DATA LINES>
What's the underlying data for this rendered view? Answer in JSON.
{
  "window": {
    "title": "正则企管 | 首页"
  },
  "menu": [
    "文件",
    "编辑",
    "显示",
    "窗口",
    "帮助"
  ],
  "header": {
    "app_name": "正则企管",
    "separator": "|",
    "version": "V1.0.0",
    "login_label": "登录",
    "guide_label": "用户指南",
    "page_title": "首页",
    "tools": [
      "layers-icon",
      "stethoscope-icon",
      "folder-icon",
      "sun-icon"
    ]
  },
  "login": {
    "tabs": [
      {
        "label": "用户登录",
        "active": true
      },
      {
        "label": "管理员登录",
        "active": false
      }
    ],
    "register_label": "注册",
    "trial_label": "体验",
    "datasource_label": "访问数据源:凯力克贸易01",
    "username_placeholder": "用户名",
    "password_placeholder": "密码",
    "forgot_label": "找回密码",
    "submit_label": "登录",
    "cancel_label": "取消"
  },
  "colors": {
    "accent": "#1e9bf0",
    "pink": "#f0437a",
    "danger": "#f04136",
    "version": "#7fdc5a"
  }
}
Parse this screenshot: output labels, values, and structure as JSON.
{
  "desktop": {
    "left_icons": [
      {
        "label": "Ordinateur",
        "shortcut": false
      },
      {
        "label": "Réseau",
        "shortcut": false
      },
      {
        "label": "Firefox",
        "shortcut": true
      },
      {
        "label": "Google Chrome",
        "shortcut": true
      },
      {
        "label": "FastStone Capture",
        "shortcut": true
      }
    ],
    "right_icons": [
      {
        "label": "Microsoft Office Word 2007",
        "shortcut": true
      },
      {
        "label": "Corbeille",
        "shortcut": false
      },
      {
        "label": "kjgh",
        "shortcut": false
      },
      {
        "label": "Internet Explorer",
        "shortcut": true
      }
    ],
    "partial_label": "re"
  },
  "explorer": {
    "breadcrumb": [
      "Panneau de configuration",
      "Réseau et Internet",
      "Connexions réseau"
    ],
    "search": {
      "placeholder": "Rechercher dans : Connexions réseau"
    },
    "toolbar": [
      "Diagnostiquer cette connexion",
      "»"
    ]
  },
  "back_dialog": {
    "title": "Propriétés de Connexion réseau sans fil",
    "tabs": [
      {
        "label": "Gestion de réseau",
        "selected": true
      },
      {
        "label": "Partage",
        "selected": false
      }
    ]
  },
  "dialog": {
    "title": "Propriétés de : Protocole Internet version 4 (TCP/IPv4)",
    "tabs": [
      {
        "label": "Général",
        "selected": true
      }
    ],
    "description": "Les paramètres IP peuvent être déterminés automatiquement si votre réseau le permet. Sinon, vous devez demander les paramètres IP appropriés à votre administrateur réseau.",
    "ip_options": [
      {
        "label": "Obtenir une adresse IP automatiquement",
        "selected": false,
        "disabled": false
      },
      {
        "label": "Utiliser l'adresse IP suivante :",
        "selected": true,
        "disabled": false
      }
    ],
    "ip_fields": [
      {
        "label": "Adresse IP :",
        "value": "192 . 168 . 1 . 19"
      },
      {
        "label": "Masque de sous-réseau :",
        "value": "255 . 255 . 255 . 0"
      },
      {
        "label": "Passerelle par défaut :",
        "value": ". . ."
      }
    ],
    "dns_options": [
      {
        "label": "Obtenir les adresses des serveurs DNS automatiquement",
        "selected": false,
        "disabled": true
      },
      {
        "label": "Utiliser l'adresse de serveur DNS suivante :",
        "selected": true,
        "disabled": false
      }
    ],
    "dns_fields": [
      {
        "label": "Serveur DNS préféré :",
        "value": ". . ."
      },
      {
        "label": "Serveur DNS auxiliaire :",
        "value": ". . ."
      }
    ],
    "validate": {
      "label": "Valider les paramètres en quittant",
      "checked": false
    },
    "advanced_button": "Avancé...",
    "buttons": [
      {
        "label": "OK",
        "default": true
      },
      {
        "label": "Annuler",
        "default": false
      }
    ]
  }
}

WHAT IS NEEDED> Please copy out each record, character for character.

SOLUTION BELOW>
What's the underlying data for this rendered view? Answer in JSON.
{
  "window": {
    "title": "正则企管 | 首页"
  },
  "menu": [
    "文件",
    "编辑",
    "显示",
    "窗口",
    "帮助"
  ],
  "header": {
    "app_name": "正则企管",
    "separator": "|",
    "version": "V1.0.0",
    "login_label": "登录",
    "guide_label": "用户指南",
    "page_title": "首页",
    "tools": [
      "layers-icon",
      "stethoscope-icon",
      "folder-icon",
      "sun-icon"
    ]
  },
  "login": {
    "tabs": [
      {
        "label": "用户登录",
        "active": true
      },
      {
        "label": "管理员登录",
        "active": false
      }
    ],
    "register_label": "注册",
    "trial_label": "体验",
    "datasource_label": "访问数据源:凯力克贸易01",
    "username_placeholder": "用户名",
    "password_placeholder": "密码",
    "forgot_label": "找回密码",
    "submit_label": "登录",
    "cancel_label": "取消"
  },
  "colors": {
    "accent": "#1e9bf0",
    "pink": "#f0437a",
    "danger": "#f04136",
    "version": "#7fdc5a"
  }
}
Parse this screenshot: output labels, values, and structure as JSON.
{
  "desktop": {
    "left_icons": [
      {
        "label": "Ordinateur",
        "shortcut": false
      },
      {
        "label": "Réseau",
        "shortcut": false
      },
      {
        "label": "Firefox",
        "shortcut": true
      },
      {
        "label": "Google Chrome",
        "shortcut": true
      },
      {
        "label": "FastStone Capture",
        "shortcut": true
      }
    ],
    "right_icons": [
      {
        "label": "Microsoft Office Word 2007",
        "shortcut": true
      },
      {
        "label": "Corbeille",
        "shortcut": false
      },
      {
        "label": "kjgh",
        "shortcut": false
      },
      {
        "label": "Internet Explorer",
        "shortcut": true
      }
    ],
    "partial_label": "re"
  },
  "explorer": {
    "breadcrumb": [
      "Panneau de configuration",
      "Réseau et Internet",
      "Connexions réseau"
    ],
    "search": {
      "placeholder": "Rechercher dans : Connexions réseau"
    },
    "toolbar": [
      "Diagnostiquer cette connexion",
      "»"
    ]
  },
  "back_dialog": {
    "title": "Propriétés de Connexion réseau sans fil",
    "tabs": [
      {
        "label": "Gestion de réseau",
        "selected": true
      },
      {
        "label": "Partage",
        "selected": false
      }
    ]
  },
  "dialog": {
    "title": "Propriétés de : Protocole Internet version 4 (TCP/IPv4)",
    "tabs": [
      {
        "label": "Général",
        "selected": true
      }
    ],
    "description": "Les paramètres IP peuvent être déterminés automatiquement si votre réseau le permet. Sinon, vous devez demander les paramètres IP appropriés à votre administrateur réseau.",
    "ip_options": [
      {
        "label": "Obtenir une adresse IP automatiquement",
        "selected": false,
        "disabled": false
      },
      {
        "label": "Utiliser l'adresse IP suivante :",
        "selected": true,
        "disabled": false
      }
    ],
    "ip_fields": [
      {
        "label": "Adresse IP :",
        "value": "192 . 168 . 1 . 19"
      },
      {
        "label": "Masque de sous-réseau :",
        "value": "255 . 255 . 255 . 0"
      },
      {
        "label": "Passerelle par défaut :",
        "value": ". . ."
      }
    ],
    "dns_options": [
      {
        "label": "Obtenir les adresses des serveurs DNS automatiquement",
        "selected": false,
        "disabled": true
      },
      {
        "label": "Utiliser l'adresse de serveur DNS suivante :",
        "selected": true,
        "disabled": false
      }
    ],
    "dns_fields": [
      {
        "label": "Serveur DNS préféré :",
        "value": ". . ."
      },
      {
        "label": "Serveur DNS auxiliaire :",
        "value": ". . ."
      }
    ],
    "validate": {
      "label": "Valider les paramètres en quittant",
      "checked": false
    },
    "advanced_button": "Avancé...",
    "buttons": [
      {
        "label": "OK",
        "default": true
      },
      {
        "label": "Annuler",
        "default": false
      }
    ]
  }
}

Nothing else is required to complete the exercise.